▸ Given instruction: Only a number is wanted: how many lines in these records contain the word "조달정보"?

▸ Dataset excerpts:
>>

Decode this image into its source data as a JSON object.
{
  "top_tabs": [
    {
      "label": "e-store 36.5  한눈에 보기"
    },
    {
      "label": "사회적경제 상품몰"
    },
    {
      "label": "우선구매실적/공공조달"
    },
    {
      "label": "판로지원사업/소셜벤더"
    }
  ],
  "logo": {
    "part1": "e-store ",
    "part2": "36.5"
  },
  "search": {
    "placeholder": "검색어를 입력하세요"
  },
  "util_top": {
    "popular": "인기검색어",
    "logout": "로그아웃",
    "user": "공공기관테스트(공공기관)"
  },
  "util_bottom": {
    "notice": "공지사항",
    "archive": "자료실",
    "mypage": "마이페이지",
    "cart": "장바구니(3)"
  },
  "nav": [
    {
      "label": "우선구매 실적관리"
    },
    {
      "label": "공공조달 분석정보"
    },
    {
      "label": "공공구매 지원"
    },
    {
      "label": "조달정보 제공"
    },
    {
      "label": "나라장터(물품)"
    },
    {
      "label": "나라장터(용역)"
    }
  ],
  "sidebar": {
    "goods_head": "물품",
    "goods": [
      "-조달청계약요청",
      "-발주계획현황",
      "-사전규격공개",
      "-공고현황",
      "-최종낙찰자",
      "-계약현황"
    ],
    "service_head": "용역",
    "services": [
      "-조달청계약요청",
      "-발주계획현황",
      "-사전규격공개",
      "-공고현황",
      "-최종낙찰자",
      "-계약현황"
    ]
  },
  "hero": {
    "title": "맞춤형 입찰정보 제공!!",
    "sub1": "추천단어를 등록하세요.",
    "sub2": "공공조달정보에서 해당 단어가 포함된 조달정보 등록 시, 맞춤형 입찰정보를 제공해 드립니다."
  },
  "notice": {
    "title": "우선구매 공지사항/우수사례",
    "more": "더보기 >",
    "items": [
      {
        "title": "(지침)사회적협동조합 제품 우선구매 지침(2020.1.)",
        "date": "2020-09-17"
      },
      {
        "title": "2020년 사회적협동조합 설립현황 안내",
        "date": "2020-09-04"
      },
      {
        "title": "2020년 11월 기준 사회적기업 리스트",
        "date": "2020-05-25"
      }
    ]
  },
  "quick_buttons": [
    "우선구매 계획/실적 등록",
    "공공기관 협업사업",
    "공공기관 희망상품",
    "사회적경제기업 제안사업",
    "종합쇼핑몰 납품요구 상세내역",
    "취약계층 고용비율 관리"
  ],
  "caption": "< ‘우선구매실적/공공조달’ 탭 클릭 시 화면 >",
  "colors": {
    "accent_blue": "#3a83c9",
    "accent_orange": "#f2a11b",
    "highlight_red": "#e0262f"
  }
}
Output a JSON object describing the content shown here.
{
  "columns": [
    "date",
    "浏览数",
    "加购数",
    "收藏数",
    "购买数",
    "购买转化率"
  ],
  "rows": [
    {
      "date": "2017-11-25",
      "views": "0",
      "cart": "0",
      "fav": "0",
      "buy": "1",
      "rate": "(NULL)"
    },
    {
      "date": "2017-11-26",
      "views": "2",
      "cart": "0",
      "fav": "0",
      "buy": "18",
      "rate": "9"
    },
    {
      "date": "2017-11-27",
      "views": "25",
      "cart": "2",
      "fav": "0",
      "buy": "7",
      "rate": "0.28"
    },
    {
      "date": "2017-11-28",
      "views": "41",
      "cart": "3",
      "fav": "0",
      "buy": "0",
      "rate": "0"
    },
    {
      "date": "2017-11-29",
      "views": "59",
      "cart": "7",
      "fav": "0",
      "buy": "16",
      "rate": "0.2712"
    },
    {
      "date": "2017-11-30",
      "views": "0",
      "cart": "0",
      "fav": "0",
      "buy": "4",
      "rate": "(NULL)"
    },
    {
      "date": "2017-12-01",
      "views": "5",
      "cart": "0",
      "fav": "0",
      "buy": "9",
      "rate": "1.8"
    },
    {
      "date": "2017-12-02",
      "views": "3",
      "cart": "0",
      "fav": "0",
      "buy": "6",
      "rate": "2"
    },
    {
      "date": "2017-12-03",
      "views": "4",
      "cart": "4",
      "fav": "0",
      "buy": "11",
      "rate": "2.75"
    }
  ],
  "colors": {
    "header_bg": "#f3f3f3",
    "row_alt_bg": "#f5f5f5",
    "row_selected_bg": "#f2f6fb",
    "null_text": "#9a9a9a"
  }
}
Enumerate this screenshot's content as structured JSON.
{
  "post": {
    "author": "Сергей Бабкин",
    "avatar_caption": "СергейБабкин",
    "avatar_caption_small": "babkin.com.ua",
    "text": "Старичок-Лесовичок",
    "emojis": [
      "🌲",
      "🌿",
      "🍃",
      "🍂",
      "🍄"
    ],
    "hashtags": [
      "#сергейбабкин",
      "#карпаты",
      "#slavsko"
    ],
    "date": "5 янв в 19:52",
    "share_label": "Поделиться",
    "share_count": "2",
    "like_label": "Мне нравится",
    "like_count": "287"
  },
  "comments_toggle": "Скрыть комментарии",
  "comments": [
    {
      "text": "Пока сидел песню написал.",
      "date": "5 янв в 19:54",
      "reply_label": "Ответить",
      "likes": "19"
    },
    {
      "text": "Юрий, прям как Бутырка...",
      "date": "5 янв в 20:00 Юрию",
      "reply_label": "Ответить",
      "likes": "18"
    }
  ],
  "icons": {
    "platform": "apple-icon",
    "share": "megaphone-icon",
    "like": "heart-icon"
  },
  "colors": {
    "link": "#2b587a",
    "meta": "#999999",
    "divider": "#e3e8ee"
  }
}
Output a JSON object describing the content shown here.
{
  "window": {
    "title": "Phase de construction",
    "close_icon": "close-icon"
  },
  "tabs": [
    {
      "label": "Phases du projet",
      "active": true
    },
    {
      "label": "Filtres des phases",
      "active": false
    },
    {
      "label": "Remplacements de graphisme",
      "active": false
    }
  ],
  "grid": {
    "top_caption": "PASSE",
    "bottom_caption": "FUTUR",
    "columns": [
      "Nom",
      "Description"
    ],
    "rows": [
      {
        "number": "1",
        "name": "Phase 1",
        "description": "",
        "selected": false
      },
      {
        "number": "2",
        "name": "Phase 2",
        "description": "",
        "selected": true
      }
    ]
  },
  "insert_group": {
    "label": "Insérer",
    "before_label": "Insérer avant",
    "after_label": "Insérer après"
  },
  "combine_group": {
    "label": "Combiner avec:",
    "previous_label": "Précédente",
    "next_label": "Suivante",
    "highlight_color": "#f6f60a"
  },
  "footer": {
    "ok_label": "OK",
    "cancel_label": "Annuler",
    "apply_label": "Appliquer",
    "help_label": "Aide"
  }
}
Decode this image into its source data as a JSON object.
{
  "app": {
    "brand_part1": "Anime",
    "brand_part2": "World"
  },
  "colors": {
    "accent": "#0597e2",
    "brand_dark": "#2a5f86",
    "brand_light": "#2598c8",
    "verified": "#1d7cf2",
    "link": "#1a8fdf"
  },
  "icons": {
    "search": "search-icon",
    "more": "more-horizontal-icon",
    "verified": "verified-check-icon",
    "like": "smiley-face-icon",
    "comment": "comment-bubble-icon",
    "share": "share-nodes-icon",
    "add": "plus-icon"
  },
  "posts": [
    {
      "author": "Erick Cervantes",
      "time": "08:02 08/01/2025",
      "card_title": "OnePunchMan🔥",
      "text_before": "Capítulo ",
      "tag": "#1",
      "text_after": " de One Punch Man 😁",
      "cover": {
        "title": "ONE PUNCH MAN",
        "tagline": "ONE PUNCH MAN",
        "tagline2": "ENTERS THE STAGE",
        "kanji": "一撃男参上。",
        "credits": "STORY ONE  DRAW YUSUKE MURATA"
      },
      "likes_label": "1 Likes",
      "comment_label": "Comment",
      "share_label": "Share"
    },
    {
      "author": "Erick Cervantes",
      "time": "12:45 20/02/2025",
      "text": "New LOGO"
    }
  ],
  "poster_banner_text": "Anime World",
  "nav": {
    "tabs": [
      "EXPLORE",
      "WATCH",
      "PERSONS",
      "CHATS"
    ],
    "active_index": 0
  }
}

<<

▸ Output of the exercise: 2